- [Exercise brief]: Return the listing below unchanged, minus its pictures.

- [Raw data]:
================

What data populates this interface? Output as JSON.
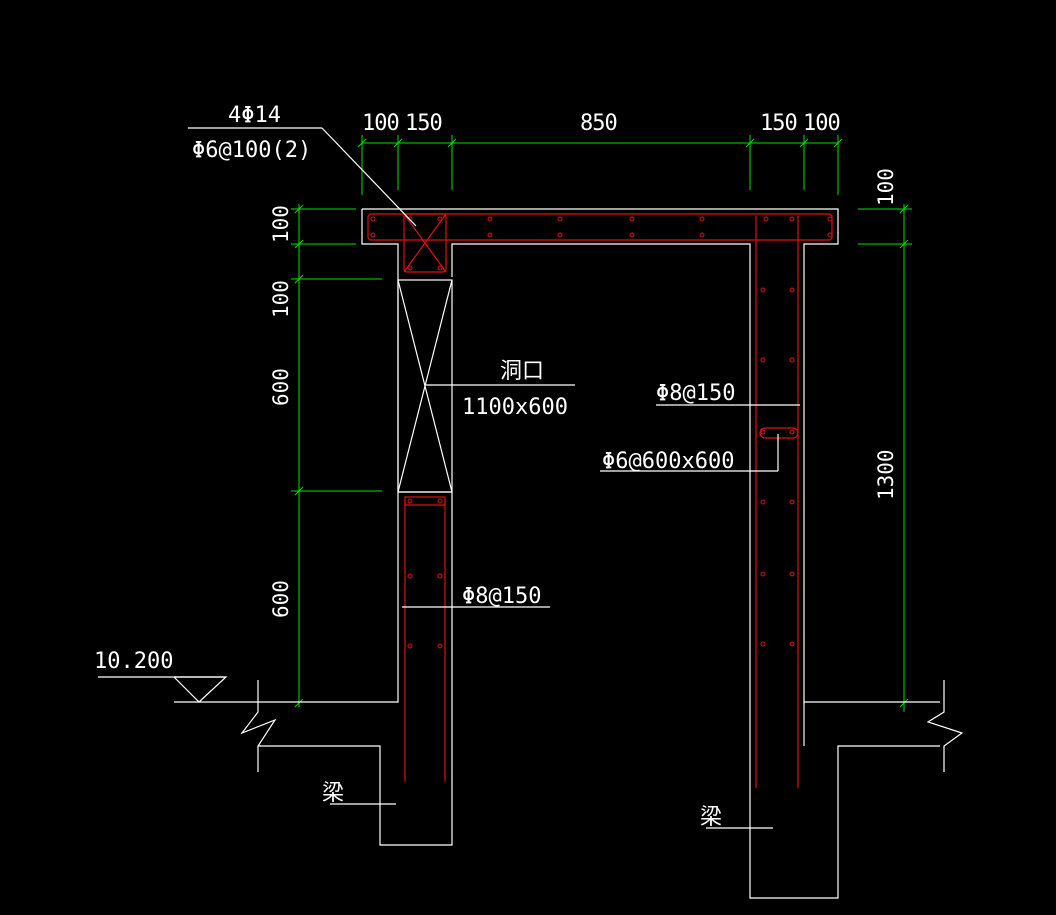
{
  "drawing": {
    "dims_top": {
      "d1": "100",
      "d2": "150",
      "d3": "850",
      "d4": "150",
      "d5": "100"
    },
    "dims_left": {
      "d1": "100",
      "d2": "100",
      "d3": "600",
      "d4": "600"
    },
    "dims_right": {
      "d1": "100",
      "d2": "1300"
    },
    "labels": {
      "top_rebar": "4Φ14",
      "top_stirrup": "Φ6@100(2)",
      "opening_title": "洞口",
      "opening_size": "1100x600",
      "left_stirrup": "Φ8@150",
      "right_stirrup": "Φ8@150",
      "right_tie": "Φ6@600x600",
      "elevation": "10.200",
      "beam_left": "梁",
      "beam_right": "梁"
    }
  },
  "colors": {
    "background": "#000000",
    "outline": "#ffffff",
    "dimension": "#00e000",
    "rebar": "#e01010"
  }
}
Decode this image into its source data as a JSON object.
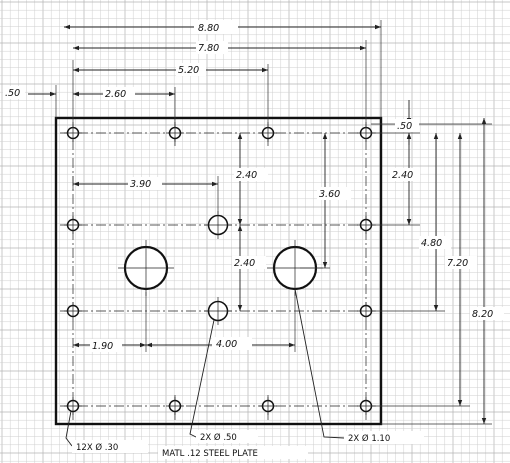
{
  "dims_top": [
    "8.80",
    "7.80",
    "5.20",
    "2.60",
    ".50"
  ],
  "dims_right": [
    ".50",
    "2.40",
    "3.60",
    "4.80",
    "7.20",
    "8.20"
  ],
  "dims_inner": [
    "3.90",
    "2.40",
    "2.40",
    "1.90",
    "4.00"
  ],
  "notes": {
    "small_holes": "12X  Ø .30",
    "mid_holes": "2X Ø .50",
    "big_holes": "2X  Ø  1.10",
    "material": "MATL .12 STEEL PLATE"
  }
}
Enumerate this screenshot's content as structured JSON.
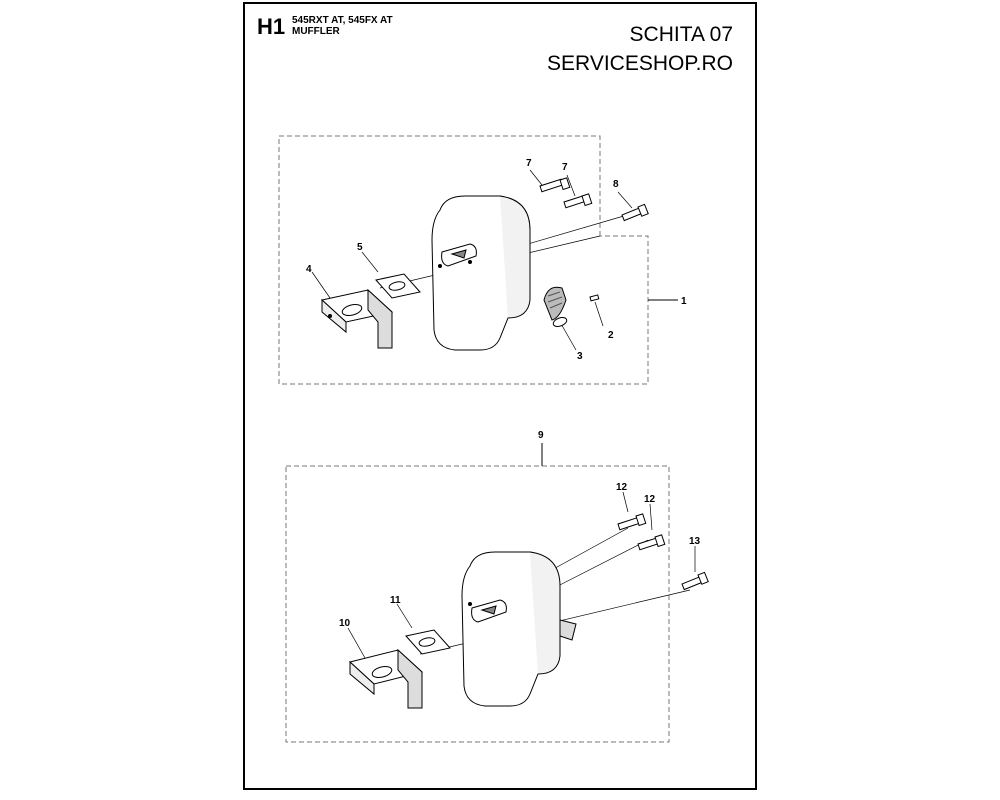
{
  "header": {
    "section_code": "H1",
    "models": "545RXT AT, 545FX AT",
    "part_group": "MUFFLER",
    "sheet_label": "SCHITA 07",
    "shop": "SERVICESHOP.RO"
  },
  "callouts": {
    "c1": "1",
    "c2": "2",
    "c3": "3",
    "c4": "4",
    "c5": "5",
    "c7a": "7",
    "c7b": "7",
    "c8": "8",
    "c9": "9",
    "c10": "10",
    "c11": "11",
    "c12a": "12",
    "c12b": "12",
    "c13": "13"
  },
  "colors": {
    "line": "#000000",
    "fill": "#ffffff",
    "shade": "#cccccc",
    "dashed": "#888888"
  }
}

================

- [Written response]:
What data populates this interface? Output as JSON.
{
  "drawing": {
    "dims_top": {
      "d1": "100",
      "d2": "150",
      "d3": "850",
      "d4": "150",
      "d5": "100"
    },
    "dims_left": {
      "d1": "100",
      "d2": "100",
      "d3": "600",
      "d4": "600"
    },
    "dims_right": {
      "d1": "100",
      "d2": "1300"
    },
    "labels": {
      "top_rebar": "4Φ14",
      "top_stirrup": "Φ6@100(2)",
      "opening_title": "洞口",
      "opening_size": "1100x600",
      "left_stirrup": "Φ8@150",
      "right_stirrup": "Φ8@150",
      "right_tie": "Φ6@600x600",
      "elevation": "10.200",
      "beam_left": "梁",
      "beam_right": "梁"
    }
  },
  "colors": {
    "background": "#000000",
    "outline": "#ffffff",
    "dimension": "#00e000",
    "rebar": "#e01010"
  }
}
Decode this image into its source data as a JSON object.
{
  "dims_top": [
    "8.80",
    "7.80",
    "5.20",
    "2.60",
    ".50"
  ],
  "dims_right": [
    ".50",
    "2.40",
    "3.60",
    "4.80",
    "7.20",
    "8.20"
  ],
  "dims_inner": [
    "3.90",
    "2.40",
    "2.40",
    "1.90",
    "4.00"
  ],
  "notes": {
    "small_holes": "12X  Ø .30",
    "mid_holes": "2X Ø .50",
    "big_holes": "2X  Ø  1.10",
    "material": "MATL .12 STEEL PLATE"
  }
}
Enumerate this screenshot's content as structured JSON.
{
  "header": {
    "section_code": "H1",
    "models": "545RXT AT, 545FX AT",
    "part_group": "MUFFLER",
    "sheet_label": "SCHITA 07",
    "shop": "SERVICESHOP.RO"
  },
  "callouts": {
    "c1": "1",
    "c2": "2",
    "c3": "3",
    "c4": "4",
    "c5": "5",
    "c7a": "7",
    "c7b": "7",
    "c8": "8",
    "c9": "9",
    "c10": "10",
    "c11": "11",
    "c12a": "12",
    "c12b": "12",
    "c13": "13"
  },
  "colors": {
    "line": "#000000",
    "fill": "#ffffff",
    "shade": "#cccccc",
    "dashed": "#888888"
  }
}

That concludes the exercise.